— start of INPUT MATERIAL —
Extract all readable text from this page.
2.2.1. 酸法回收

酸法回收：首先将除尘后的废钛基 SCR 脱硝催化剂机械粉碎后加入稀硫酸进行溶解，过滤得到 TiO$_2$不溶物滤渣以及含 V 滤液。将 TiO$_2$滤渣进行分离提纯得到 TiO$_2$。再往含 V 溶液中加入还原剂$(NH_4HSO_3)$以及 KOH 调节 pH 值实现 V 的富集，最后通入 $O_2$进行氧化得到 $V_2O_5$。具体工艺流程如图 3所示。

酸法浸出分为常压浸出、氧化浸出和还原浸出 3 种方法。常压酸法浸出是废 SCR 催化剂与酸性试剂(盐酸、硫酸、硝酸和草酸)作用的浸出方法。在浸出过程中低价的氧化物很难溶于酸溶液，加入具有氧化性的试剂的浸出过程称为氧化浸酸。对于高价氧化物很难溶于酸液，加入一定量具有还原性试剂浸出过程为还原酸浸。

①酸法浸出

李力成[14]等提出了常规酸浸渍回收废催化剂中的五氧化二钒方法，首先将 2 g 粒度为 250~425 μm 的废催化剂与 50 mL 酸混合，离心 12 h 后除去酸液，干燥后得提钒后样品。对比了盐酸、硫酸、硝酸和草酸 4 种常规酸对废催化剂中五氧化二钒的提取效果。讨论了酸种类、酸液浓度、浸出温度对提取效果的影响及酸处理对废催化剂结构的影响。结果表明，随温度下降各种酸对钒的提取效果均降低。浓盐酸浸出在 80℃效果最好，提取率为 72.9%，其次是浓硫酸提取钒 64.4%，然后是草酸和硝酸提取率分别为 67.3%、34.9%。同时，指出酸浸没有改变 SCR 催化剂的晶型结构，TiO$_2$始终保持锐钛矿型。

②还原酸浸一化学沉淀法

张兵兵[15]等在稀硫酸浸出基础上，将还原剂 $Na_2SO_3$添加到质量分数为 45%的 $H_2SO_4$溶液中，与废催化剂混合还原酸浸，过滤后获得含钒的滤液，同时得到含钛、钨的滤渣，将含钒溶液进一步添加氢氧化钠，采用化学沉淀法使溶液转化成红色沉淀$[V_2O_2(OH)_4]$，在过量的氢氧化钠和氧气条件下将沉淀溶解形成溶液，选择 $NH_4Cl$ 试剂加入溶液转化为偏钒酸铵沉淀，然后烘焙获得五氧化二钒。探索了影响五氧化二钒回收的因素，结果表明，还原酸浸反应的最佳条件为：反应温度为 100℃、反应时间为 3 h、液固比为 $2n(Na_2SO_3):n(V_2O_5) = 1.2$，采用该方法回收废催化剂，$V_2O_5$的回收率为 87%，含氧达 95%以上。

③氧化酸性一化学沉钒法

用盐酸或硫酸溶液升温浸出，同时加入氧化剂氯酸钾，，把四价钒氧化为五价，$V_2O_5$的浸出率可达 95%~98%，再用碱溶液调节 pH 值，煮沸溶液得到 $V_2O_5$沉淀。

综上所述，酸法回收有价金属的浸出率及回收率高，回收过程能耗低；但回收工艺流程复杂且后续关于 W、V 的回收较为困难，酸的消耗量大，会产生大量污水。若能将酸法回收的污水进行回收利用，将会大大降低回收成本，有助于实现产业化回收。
— end of INPUT MATERIAL —
Above are some records; extract every one of them exactly.

Extract all readable text from this page.
2.2.1. 酸法回收

酸法回收：首先将除尘后的废钛基 SCR 脱硝催化剂机械粉碎后加入稀硫酸进行溶解，过滤得到 TiO$_2$不溶物滤渣以及含 V 滤液。将 TiO$_2$滤渣进行分离提纯得到 TiO$_2$。再往含 V 溶液中加入还原剂$(NH_4HSO_3)$以及 KOH 调节 pH 值实现 V 的富集，最后通入 $O_2$进行氧化得到 $V_2O_5$。具体工艺流程如图 3所示。

酸法浸出分为常压浸出、氧化浸出和还原浸出 3 种方法。常压酸法浸出是废 SCR 催化剂与酸性试剂(盐酸、硫酸、硝酸和草酸)作用的浸出方法。在浸出过程中低价的氧化物很难溶于酸溶液，加入具有氧化性的试剂的浸出过程称为氧化浸酸。对于高价氧化物很难溶于酸液，加入一定量具有还原性试剂浸出过程为还原酸浸。

①酸法浸出

李力成[14]等提出了常规酸浸渍回收废催化剂中的五氧化二钒方法，首先将 2 g 粒度为 250~425 μm 的废催化剂与 50 mL 酸混合，离心 12 h 后除去酸液，干燥后得提钒后样品。对比了盐酸、硫酸、硝酸和草酸 4 种常规酸对废催化剂中五氧化二钒的提取效果。讨论了酸种类、酸液浓度、浸出温度对提取效果的影响及酸处理对废催化剂结构的影响。结果表明，随温度下降各种酸对钒的提取效果均降低。浓盐酸浸出在 80℃效果最好，提取率为 72.9%，其次是浓硫酸提取钒 64.4%，然后是草酸和硝酸提取率分别为 67.3%、34.9%。同时，指出酸浸没有改变 SCR 催化剂的晶型结构，TiO$_2$始终保持锐钛矿型。

②还原酸浸一化学沉淀法

张兵兵[15]等在稀硫酸浸出基础上，将还原剂 $Na_2SO_3$添加到质量分数为 45%的 $H_2SO_4$溶液中，与废催化剂混合还原酸浸，过滤后获得含钒的滤液，同时得到含钛、钨的滤渣，将含钒溶液进一步添加氢氧化钠，采用化学沉淀法使溶液转化成红色沉淀$[V_2O_2(OH)_4]$，在过量的氢氧化钠和氧气条件下将沉淀溶解形成溶液，选择 $NH_4Cl$ 试剂加入溶液转化为偏钒酸铵沉淀，然后烘焙获得五氧化二钒。探索了影响五氧化二钒回收的因素，结果表明，还原酸浸反应的最佳条件为：反应温度为 100℃、反应时间为 3 h、液固比为 $2n(Na_2SO_3):n(V_2O_5) = 1.2$，采用该方法回收废催化剂，$V_2O_5$的回收率为 87%，含氧达 95%以上。

③氧化酸性一化学沉钒法

用盐酸或硫酸溶液升温浸出，同时加入氧化剂氯酸钾，，把四价钒氧化为五价，$V_2O_5$的浸出率可达 95%~98%，再用碱溶液调节 pH 值，煮沸溶液得到 $V_2O_5$沉淀。

综上所述，酸法回收有价金属的浸出率及回收率高，回收过程能耗低；但回收工艺流程复杂且后续关于 W、V 的回收较为困难，酸的消耗量大，会产生大量污水。若能将酸法回收的污水进行回收利用，将会大大降低回收成本，有助于实现产业化回收。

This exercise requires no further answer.